───── ENTRIES PROVIDED
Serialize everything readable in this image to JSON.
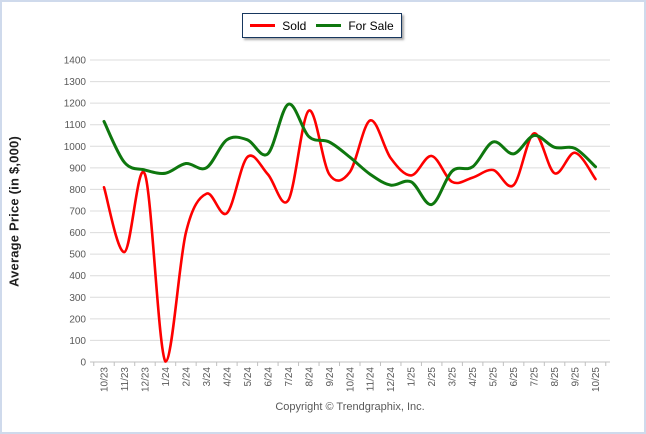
{
  "legend": {
    "items": [
      {
        "label": "Sold",
        "color": "#fe0000"
      },
      {
        "label": "For Sale",
        "color": "#0e770e"
      }
    ]
  },
  "y_axis_title": "Average Price (in $,000)",
  "footer": "Copyright © Trendgraphix, Inc.",
  "colors": {
    "gridline": "#dcdcdc",
    "axis_line": "#c0c0c0",
    "tick_label": "#595959",
    "frame_border": "#cfdaec",
    "legend_border": "#17375e"
  },
  "chart_data": {
    "type": "line",
    "title": "",
    "xlabel": "",
    "ylabel": "Average Price (in $,000)",
    "ylim": [
      0,
      1400
    ],
    "ytick_step": 100,
    "grid": true,
    "legend_position": "top-center",
    "tick_label_rotation": 90,
    "categories": [
      "10/23",
      "11/23",
      "12/23",
      "1/24",
      "2/24",
      "3/24",
      "4/24",
      "5/24",
      "6/24",
      "7/24",
      "8/24",
      "9/24",
      "10/24",
      "11/24",
      "12/24",
      "1/25",
      "2/25",
      "3/25",
      "4/25",
      "5/25",
      "6/25",
      "7/25",
      "8/25",
      "9/25",
      "10/25"
    ],
    "series": [
      {
        "name": "Sold",
        "color": "#fe0000",
        "line_width": 2.6,
        "values": [
          810,
          510,
          870,
          0,
          600,
          780,
          690,
          950,
          870,
          750,
          1165,
          870,
          880,
          1120,
          945,
          865,
          955,
          835,
          855,
          890,
          820,
          1060,
          875,
          970,
          848
        ]
      },
      {
        "name": "For Sale",
        "color": "#0e770e",
        "line_width": 3,
        "values": [
          1115,
          925,
          890,
          875,
          920,
          900,
          1030,
          1030,
          965,
          1195,
          1045,
          1020,
          950,
          870,
          820,
          835,
          730,
          885,
          905,
          1020,
          965,
          1050,
          995,
          990,
          905
        ]
      }
    ]
  }
}
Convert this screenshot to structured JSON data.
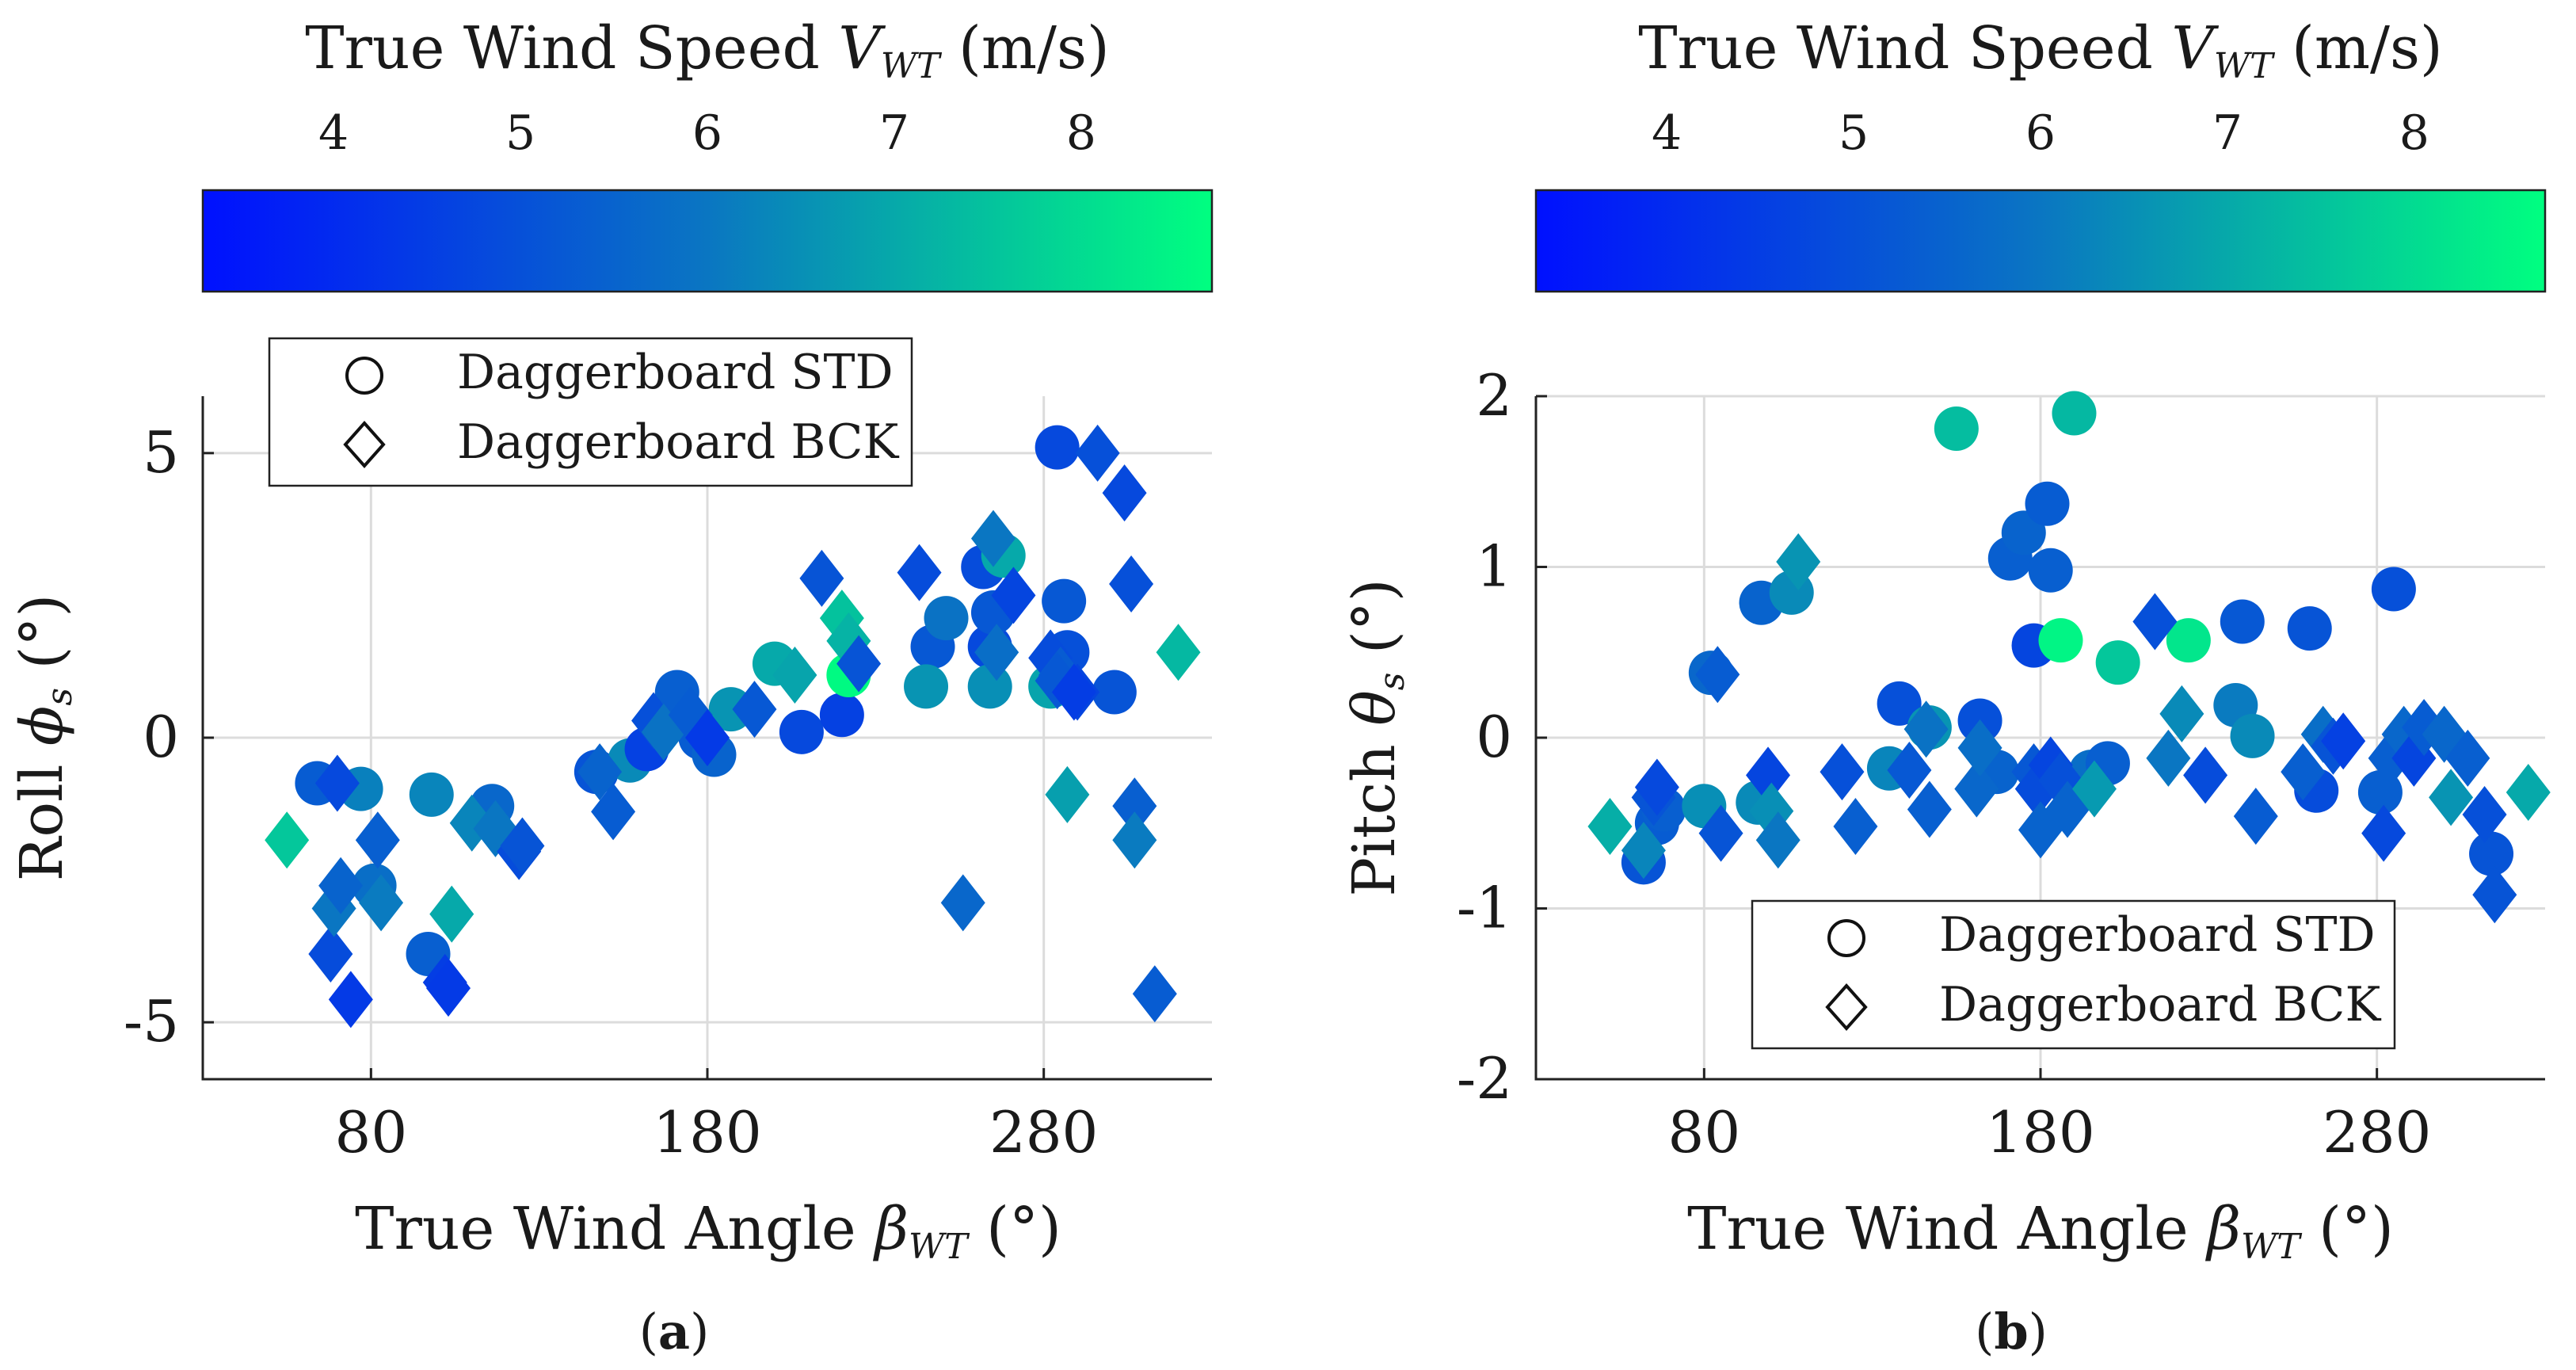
{
  "colormap": {
    "low": "#0010ff",
    "mid": "#0a76c2",
    "high": "#00ff80",
    "min": 3.3,
    "max": 8.7
  },
  "colorbar": {
    "title_prefix": "True Wind Speed ",
    "title_var": "V",
    "title_sub": "WT",
    "title_suffix": " (m/s)",
    "ticks": [
      4,
      5,
      6,
      7,
      8
    ]
  },
  "legend": {
    "std": "Daggerboard STD",
    "bck": "Daggerboard BCK"
  },
  "chart_data": [
    {
      "id": "a",
      "type": "scatter",
      "panel_label": "a",
      "xlabel_prefix": "True Wind Angle ",
      "xlabel_var": "β",
      "xlabel_sub": "WT",
      "xlabel_suffix": " (°)",
      "ylabel_prefix": "Roll ",
      "ylabel_var": "ϕ",
      "ylabel_sub": "s",
      "ylabel_suffix": " (°)",
      "xlim": [
        30,
        330
      ],
      "ylim": [
        -6,
        6
      ],
      "xticks": [
        80,
        180,
        280
      ],
      "yticks": [
        -5,
        0,
        5
      ],
      "legend_position": "top-left",
      "series": [
        {
          "name": "Daggerboard STD",
          "marker": "circle",
          "points": [
            [
              64,
              -0.8,
              5.3
            ],
            [
              77,
              -0.9,
              6.2
            ],
            [
              81,
              -2.6,
              5.8
            ],
            [
              97,
              -3.8,
              5.4
            ],
            [
              98,
              -1.0,
              6.3
            ],
            [
              116,
              -1.2,
              5.6
            ],
            [
              147,
              -0.6,
              5.1
            ],
            [
              157,
              -0.4,
              6.4
            ],
            [
              162,
              -0.2,
              4.6
            ],
            [
              171,
              0.8,
              5.4
            ],
            [
              178,
              0.0,
              5.3
            ],
            [
              182,
              -0.3,
              5.5
            ],
            [
              187,
              0.5,
              6.6
            ],
            [
              200,
              1.3,
              7.0
            ],
            [
              208,
              0.1,
              4.8
            ],
            [
              220,
              0.4,
              4.6
            ],
            [
              222,
              1.1,
              8.6
            ],
            [
              247,
              1.6,
              5.2
            ],
            [
              251,
              2.1,
              5.9
            ],
            [
              262,
              3.0,
              4.9
            ],
            [
              264,
              1.6,
              4.8
            ],
            [
              265,
              2.2,
              5.2
            ],
            [
              268,
              3.2,
              7.0
            ],
            [
              282,
              0.9,
              6.9
            ],
            [
              284,
              5.1,
              4.8
            ],
            [
              286,
              2.4,
              5.2
            ],
            [
              287,
              1.5,
              5.0
            ],
            [
              301,
              0.8,
              5.1
            ],
            [
              245,
              0.9,
              6.6
            ],
            [
              264,
              0.9,
              6.5
            ]
          ]
        },
        {
          "name": "Daggerboard BCK",
          "marker": "diamond",
          "points": [
            [
              55,
              -1.8,
              7.6
            ],
            [
              68,
              -3.8,
              4.9
            ],
            [
              69,
              -3.0,
              6.0
            ],
            [
              70,
              -0.8,
              4.8
            ],
            [
              71,
              -2.6,
              5.5
            ],
            [
              74,
              -4.6,
              4.4
            ],
            [
              82,
              -1.8,
              5.4
            ],
            [
              83,
              -2.9,
              6.1
            ],
            [
              102,
              -4.3,
              4.5
            ],
            [
              103,
              -4.4,
              4.4
            ],
            [
              104,
              -3.1,
              7.0
            ],
            [
              110,
              -1.5,
              6.3
            ],
            [
              117,
              -1.6,
              6.0
            ],
            [
              124,
              -2.0,
              4.9
            ],
            [
              125,
              -1.9,
              5.1
            ],
            [
              148,
              -0.6,
              5.5
            ],
            [
              152,
              -1.3,
              5.3
            ],
            [
              164,
              0.3,
              5.0
            ],
            [
              167,
              0.1,
              5.9
            ],
            [
              175,
              0.4,
              5.3
            ],
            [
              180,
              0.0,
              4.4
            ],
            [
              194,
              0.5,
              5.2
            ],
            [
              206,
              1.1,
              6.9
            ],
            [
              214,
              2.8,
              5.1
            ],
            [
              220,
              2.1,
              7.5
            ],
            [
              222,
              1.7,
              7.2
            ],
            [
              225,
              1.3,
              5.1
            ],
            [
              243,
              2.9,
              4.9
            ],
            [
              256,
              -2.9,
              5.6
            ],
            [
              265,
              3.5,
              6.0
            ],
            [
              266,
              1.5,
              5.8
            ],
            [
              271,
              2.5,
              4.7
            ],
            [
              282,
              1.4,
              4.9
            ],
            [
              285,
              1.1,
              5.3
            ],
            [
              287,
              -1.0,
              6.8
            ],
            [
              290,
              0.8,
              4.7
            ],
            [
              296,
              5.0,
              5.0
            ],
            [
              304,
              4.3,
              4.8
            ],
            [
              306,
              2.7,
              5.0
            ],
            [
              307,
              -1.2,
              5.4
            ],
            [
              307,
              -1.8,
              6.1
            ],
            [
              313,
              -4.5,
              5.3
            ],
            [
              320,
              1.5,
              7.3
            ],
            [
              284,
              1.0,
              5.2
            ],
            [
              289,
              0.8,
              4.5
            ]
          ]
        }
      ]
    },
    {
      "id": "b",
      "type": "scatter",
      "panel_label": "b",
      "xlabel_prefix": "True Wind Angle ",
      "xlabel_var": "β",
      "xlabel_sub": "WT",
      "xlabel_suffix": " (°)",
      "ylabel_prefix": "Pitch ",
      "ylabel_var": "θ",
      "ylabel_sub": "s",
      "ylabel_suffix": " (°)",
      "xlim": [
        30,
        330
      ],
      "ylim": [
        -2,
        2
      ],
      "xticks": [
        80,
        180,
        280
      ],
      "yticks": [
        -2,
        -1,
        0,
        1,
        2
      ],
      "legend_position": "bottom-right",
      "series": [
        {
          "name": "Daggerboard STD",
          "marker": "circle",
          "points": [
            [
              62,
              -0.73,
              5.1
            ],
            [
              66,
              -0.5,
              5.3
            ],
            [
              68,
              -0.42,
              5.4
            ],
            [
              80,
              -0.4,
              6.5
            ],
            [
              82,
              0.38,
              5.6
            ],
            [
              96,
              -0.38,
              6.4
            ],
            [
              97,
              0.79,
              5.5
            ],
            [
              106,
              0.85,
              6.4
            ],
            [
              135,
              -0.18,
              6.3
            ],
            [
              138,
              0.2,
              5.0
            ],
            [
              147,
              0.06,
              6.6
            ],
            [
              155,
              1.81,
              7.4
            ],
            [
              162,
              0.1,
              5.0
            ],
            [
              167,
              -0.2,
              5.5
            ],
            [
              171,
              1.05,
              5.4
            ],
            [
              175,
              1.2,
              5.5
            ],
            [
              178,
              0.54,
              4.7
            ],
            [
              182,
              1.37,
              5.3
            ],
            [
              183,
              0.98,
              5.4
            ],
            [
              186,
              0.57,
              8.5
            ],
            [
              190,
              1.9,
              7.3
            ],
            [
              195,
              -0.2,
              5.8
            ],
            [
              200,
              -0.15,
              5.4
            ],
            [
              203,
              0.44,
              7.6
            ],
            [
              224,
              0.57,
              8.2
            ],
            [
              238,
              0.19,
              6.1
            ],
            [
              240,
              0.68,
              5.2
            ],
            [
              243,
              0.01,
              6.4
            ],
            [
              260,
              0.64,
              5.1
            ],
            [
              262,
              -0.31,
              4.9
            ],
            [
              281,
              -0.32,
              5.4
            ],
            [
              285,
              0.87,
              5.0
            ],
            [
              314,
              -0.68,
              5.1
            ]
          ]
        },
        {
          "name": "Daggerboard BCK",
          "marker": "diamond",
          "points": [
            [
              52,
              -0.52,
              7.1
            ],
            [
              62,
              -0.66,
              6.3
            ],
            [
              65,
              -0.35,
              5.1
            ],
            [
              66,
              -0.29,
              4.8
            ],
            [
              84,
              0.37,
              5.3
            ],
            [
              85,
              -0.56,
              5.1
            ],
            [
              99,
              -0.22,
              4.7
            ],
            [
              100,
              -0.43,
              6.5
            ],
            [
              102,
              -0.6,
              6.0
            ],
            [
              108,
              1.03,
              6.6
            ],
            [
              121,
              -0.2,
              5.0
            ],
            [
              125,
              -0.52,
              5.4
            ],
            [
              141,
              -0.19,
              5.2
            ],
            [
              146,
              0.05,
              5.9
            ],
            [
              147,
              -0.42,
              5.4
            ],
            [
              161,
              -0.3,
              5.6
            ],
            [
              162,
              -0.06,
              5.8
            ],
            [
              178,
              -0.2,
              5.2
            ],
            [
              179,
              -0.3,
              4.9
            ],
            [
              180,
              -0.54,
              5.5
            ],
            [
              183,
              -0.16,
              4.7
            ],
            [
              186,
              -0.25,
              5.0
            ],
            [
              188,
              -0.42,
              5.5
            ],
            [
              196,
              -0.3,
              6.7
            ],
            [
              214,
              0.68,
              5.0
            ],
            [
              218,
              -0.12,
              6.0
            ],
            [
              222,
              0.14,
              6.4
            ],
            [
              229,
              -0.22,
              4.9
            ],
            [
              244,
              -0.46,
              5.3
            ],
            [
              258,
              -0.2,
              5.4
            ],
            [
              264,
              0.02,
              5.8
            ],
            [
              267,
              -0.05,
              5.1
            ],
            [
              270,
              -0.02,
              4.6
            ],
            [
              282,
              -0.56,
              4.8
            ],
            [
              284,
              -0.12,
              5.4
            ],
            [
              288,
              0.02,
              5.6
            ],
            [
              291,
              -0.12,
              4.7
            ],
            [
              294,
              0.06,
              5.3
            ],
            [
              300,
              0.02,
              5.6
            ],
            [
              302,
              -0.35,
              6.6
            ],
            [
              307,
              -0.12,
              5.4
            ],
            [
              312,
              -0.45,
              5.0
            ],
            [
              315,
              -0.92,
              5.1
            ],
            [
              325,
              -0.32,
              7.0
            ]
          ]
        }
      ]
    }
  ]
}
──────────
## EXERCISE DESCRIPTION
Collect from the data above every line that includes "Price".

## THE COMPLETED TASK
  "y_axis_title": "Average Price (in $,000)",
    "ylabel": "Average Price (in $,000)",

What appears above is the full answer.